Supplied passage:

Please see below for our resulting PWM waveform when probing the PD7 pin.

Output (Atmel Studio 7):

If you cannot see the image, it is provided as an attachment. The output frequency recorded is 124.4Hz.
This output is expected, as the interrupt toggles the pin value at a rate of 250Hz, making the resulting waveform have a frequency of roughly 125Hz.

However, the issue arises when that code is copied over into the Arduino development environment. When the same code is placed within the setup() function, the frequency output changes quite drastically, and does not respond to changes in the set up code (see below for source code and probed output).

Source Code in Arduino IDE:

#include <sublibinal.h>

void setup() {
    //Configure PD7 as an output
    DDRD |= 1<<7;
    
    //Configure the timer
    Timer_Config tcon;
    tcon.enabled = TRUE;
    tcon.frequency = 250;
    tcon.pbclk = 16000000;
    tcon.callback = (void *)&callback;
    tcon.which_timer = TIMER_0;
    initialize_timer(tcon);
    
    //Enable system-wide interrupts
    enable_Interrupts();
}

void loop() {
  // put your main code here, to run repeatedly:
}

void callback()
{
  if (PORTD & (1<<7))
    PORTD &= ~(1<<7);
  else
    PORTD |= 1<<7;
}

As you can see, the code is identical. The change to the callback function assignment is because Arduino IDE compiler does not allow for implicit casting.

However, the resulting PWM waveform when probing the output pin PD7 is quite different:

Output (Arduino IDE):

If you can not see the image, they are provided as attachments. The output frequency shown is 31.16KHz.

Attempt at a solution:

It is my sneaking suspicion that what is occurring is a memory overwrite by the Arduino IDE, as Arduino utilizes Timer 0 for functions such as delay() and the output PWMs on pins. There may be a conflict within some of the Arduino libraries with ISR definitions as well. However, I am not overly knowledgable with the Arduino library source code. Is there any reason that an ISR definition conflict or a memory overwrite could be causing a problem such as this? I'm skeptical, as I have already verified and tested a UART implementation that utilizes the same ISRs as the Arduino library, and it functions exactly as anticipated. This leads me to believe it has something to do with internal configuration by Arduino libraries of the timers for use by the peripheral functions. I attempted moving the configuration into a once-executing statement within the loop() function, however this did not change the issue.

Problem: Continue the forum post about the Timer 0 waveform that runs at 124.4Hz from Atmel Studio 7 but at 31.16KHz from the Arduino IDE, starting right after its final sentence.

Source data:
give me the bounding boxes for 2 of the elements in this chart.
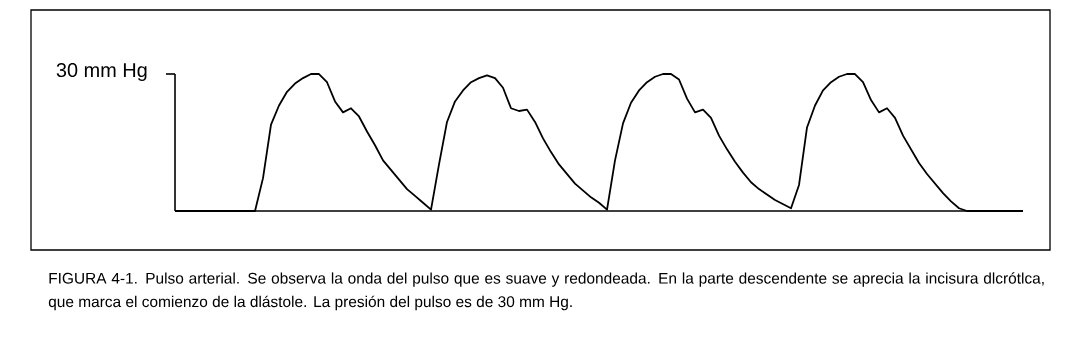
text: 30 mm Hg bbox=[56, 62, 147, 82]
text: FIGURA 4-1. Pulso arterial. Se observa la onda del pulso que es suave y redondeada. En la parte descendente se aprecia la incisura dlcrótlca, que marca el comienzo de la dlástole. La presión del pulso es de 30 mm Hg. bbox=[48, 272, 1044, 311]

Exercise output:
Any insight that anyone could provide in how to solve this problem would be greatly appreciated.

Arduino_Timer_Implementation.PNG1178×345 20.6 KB

Any insight that anyone could provide in how to solve this problem would be greatly appreciated.

That is going to be hard, since you didn't post complete code.

Check the Arduino source main.cpp and wring.c,

Cheers!

I have provided the code below for your convenience on what is done within the initialize_timer() function.

#include "Timer.h"

void (*timer_0_callback) (void);

Error initialize_timer(Timer_Config config) {
	Error return_code = ERR_NO_ERR;
	uint16_t period;
	
	switch(config.which_timer)
	{
		case TIMER_0:
			TCCR0B &= ~((1 << CS02)|(1 << CS01)|(1 << CS00)); //clear the clk prescaler bits
			//figure out the prescaler, set the period register
			if(config.frequency > (float)config.pbclk/(UINT8_MAX))
			{
				TCCR0B |= (1 << CS00);
				period = config.pbclk/(config.frequency*1);
			}
			else if(config.frequency > (float)config.pbclk/(UINT8_MAX*8))
			{
				TCCR0B |= (1 << CS01);
				period = config.pbclk/(config.frequency*8);
			}
			else if(config.frequency > (float)config.pbclk/(UINT8_MAX*64))
			{
				TCCR0B |= (1 << CS01)|(1 << CS00);
				period = config.pbclk/(config.frequency*64);
			}
			else if(config.frequency > (float)config.pbclk/(UINT8_MAX*256))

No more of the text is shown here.